_DATA TO USE_.
>>>>>

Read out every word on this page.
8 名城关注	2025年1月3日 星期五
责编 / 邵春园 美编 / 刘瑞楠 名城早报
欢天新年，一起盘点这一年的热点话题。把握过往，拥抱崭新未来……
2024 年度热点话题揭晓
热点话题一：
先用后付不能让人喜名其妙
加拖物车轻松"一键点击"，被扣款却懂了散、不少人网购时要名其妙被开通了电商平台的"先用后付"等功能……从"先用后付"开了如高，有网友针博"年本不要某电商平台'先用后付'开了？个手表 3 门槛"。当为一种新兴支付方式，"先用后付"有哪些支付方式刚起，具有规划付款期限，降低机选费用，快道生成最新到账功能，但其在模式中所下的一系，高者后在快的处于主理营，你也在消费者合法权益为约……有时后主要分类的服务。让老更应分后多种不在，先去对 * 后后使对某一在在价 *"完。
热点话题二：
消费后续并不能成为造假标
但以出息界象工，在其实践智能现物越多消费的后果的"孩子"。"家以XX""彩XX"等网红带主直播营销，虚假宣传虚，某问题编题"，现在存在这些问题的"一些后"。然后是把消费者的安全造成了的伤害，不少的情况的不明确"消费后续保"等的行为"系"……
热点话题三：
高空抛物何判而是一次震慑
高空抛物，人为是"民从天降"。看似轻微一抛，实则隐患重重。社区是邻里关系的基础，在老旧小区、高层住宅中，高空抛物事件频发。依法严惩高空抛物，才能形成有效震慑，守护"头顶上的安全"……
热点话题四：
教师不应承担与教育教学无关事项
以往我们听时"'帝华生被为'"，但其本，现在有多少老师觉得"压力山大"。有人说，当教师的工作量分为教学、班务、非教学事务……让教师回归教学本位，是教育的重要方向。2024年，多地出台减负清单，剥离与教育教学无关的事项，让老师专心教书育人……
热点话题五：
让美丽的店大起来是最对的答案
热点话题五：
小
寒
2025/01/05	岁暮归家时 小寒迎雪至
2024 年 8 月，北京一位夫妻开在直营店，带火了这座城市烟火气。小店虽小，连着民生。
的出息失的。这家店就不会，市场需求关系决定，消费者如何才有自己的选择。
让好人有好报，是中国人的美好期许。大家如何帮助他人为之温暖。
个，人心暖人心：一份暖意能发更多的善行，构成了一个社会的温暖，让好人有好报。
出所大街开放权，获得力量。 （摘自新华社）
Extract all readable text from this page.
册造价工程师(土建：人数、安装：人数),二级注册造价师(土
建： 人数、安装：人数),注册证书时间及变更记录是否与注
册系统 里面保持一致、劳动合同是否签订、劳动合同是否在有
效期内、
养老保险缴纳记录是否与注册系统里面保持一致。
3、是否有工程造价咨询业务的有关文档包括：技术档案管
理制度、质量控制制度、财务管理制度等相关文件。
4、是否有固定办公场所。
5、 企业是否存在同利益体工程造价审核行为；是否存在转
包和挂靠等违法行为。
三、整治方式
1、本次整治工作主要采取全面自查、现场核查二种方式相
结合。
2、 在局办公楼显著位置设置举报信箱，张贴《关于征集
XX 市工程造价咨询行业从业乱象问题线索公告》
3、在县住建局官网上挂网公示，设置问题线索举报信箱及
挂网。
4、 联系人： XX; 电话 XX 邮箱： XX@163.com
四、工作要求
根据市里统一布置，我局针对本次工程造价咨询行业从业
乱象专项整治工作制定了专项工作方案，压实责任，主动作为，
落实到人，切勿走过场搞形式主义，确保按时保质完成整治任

<<<<<

_WHAT TO DO_.
Retype the entries exactly, including every line.

_REPLY_.
Read out every word on this page.
8 名城关注	2025年1月3日 星期五
责编 / 邵春园 美编 / 刘瑞楠 名城早报
欢天新年，一起盘点这一年的热点话题。把握过往，拥抱崭新未来……
2024 年度热点话题揭晓
热点话题一：
先用后付不能让人喜名其妙
加拖物车轻松"一键点击"，被扣款却懂了散、不少人网购时要名其妙被开通了电商平台的"先用后付"等功能……从"先用后付"开了如高，有网友针博"年本不要某电商平台'先用后付'开了？个手表 3 门槛"。当为一种新兴支付方式，"先用后付"有哪些支付方式刚起，具有规划付款期限，降低机选费用，快道生成最新到账功能，但其在模式中所下的一系，高者后在快的处于主理营，你也在消费者合法权益为约……有时后主要分类的服务。让老更应分后多种不在，先去对 * 后后使对某一在在价 *"完。
热点话题二：
消费后续并不能成为造假标
但以出息界象工，在其实践智能现物越多消费的后果的"孩子"。"家以XX""彩XX"等网红带主直播营销，虚假宣传虚，某问题编题"，现在存在这些问题的"一些后"。然后是把消费者的安全造成了的伤害，不少的情况的不明确"消费后续保"等的行为"系"……
热点话题三：
高空抛物何判而是一次震慑
高空抛物，人为是"民从天降"。看似轻微一抛，实则隐患重重。社区是邻里关系的基础，在老旧小区、高层住宅中，高空抛物事件频发。依法严惩高空抛物，才能形成有效震慑，守护"头顶上的安全"……
热点话题四：
教师不应承担与教育教学无关事项
以往我们听时"'帝华生被为'"，但其本，现在有多少老师觉得"压力山大"。有人说，当教师的工作量分为教学、班务、非教学事务……让教师回归教学本位，是教育的重要方向。2024年，多地出台减负清单，剥离与教育教学无关的事项，让老师专心教书育人……
热点话题五：
让美丽的店大起来是最对的答案
热点话题五：
小
寒
2025/01/05	岁暮归家时 小寒迎雪至
2024 年 8 月，北京一位夫妻开在直营店，带火了这座城市烟火气。小店虽小，连着民生。
的出息失的。这家店就不会，市场需求关系决定，消费者如何才有自己的选择。
让好人有好报，是中国人的美好期许。大家如何帮助他人为之温暖。
个，人心暖人心：一份暖意能发更多的善行，构成了一个社会的温暖，让好人有好报。
出所大街开放权，获得力量。 （摘自新华社）
Extract all readable text from this page.
册造价工程师(土建：人数、安装：人数),二级注册造价师(土
建： 人数、安装：人数),注册证书时间及变更记录是否与注
册系统 里面保持一致、劳动合同是否签订、劳动合同是否在有
效期内、
养老保险缴纳记录是否与注册系统里面保持一致。
3、是否有工程造价咨询业务的有关文档包括：技术档案管
理制度、质量控制制度、财务管理制度等相关文件。
4、是否有固定办公场所。
5、 企业是否存在同利益体工程造价审核行为；是否存在转
包和挂靠等违法行为。
三、整治方式
1、本次整治工作主要采取全面自查、现场核查二种方式相
结合。
2、 在局办公楼显著位置设置举报信箱，张贴《关于征集
XX 市工程造价咨询行业从业乱象问题线索公告》
3、在县住建局官网上挂网公示，设置问题线索举报信箱及
挂网。
4、 联系人： XX; 电话 XX 邮箱： XX@163.com
四、工作要求
根据市里统一布置，我局针对本次工程造价咨询行业从业
乱象专项整治工作制定了专项工作方案，压实责任，主动作为，
落实到人，切勿走过场搞形式主义，确保按时保质完成整治任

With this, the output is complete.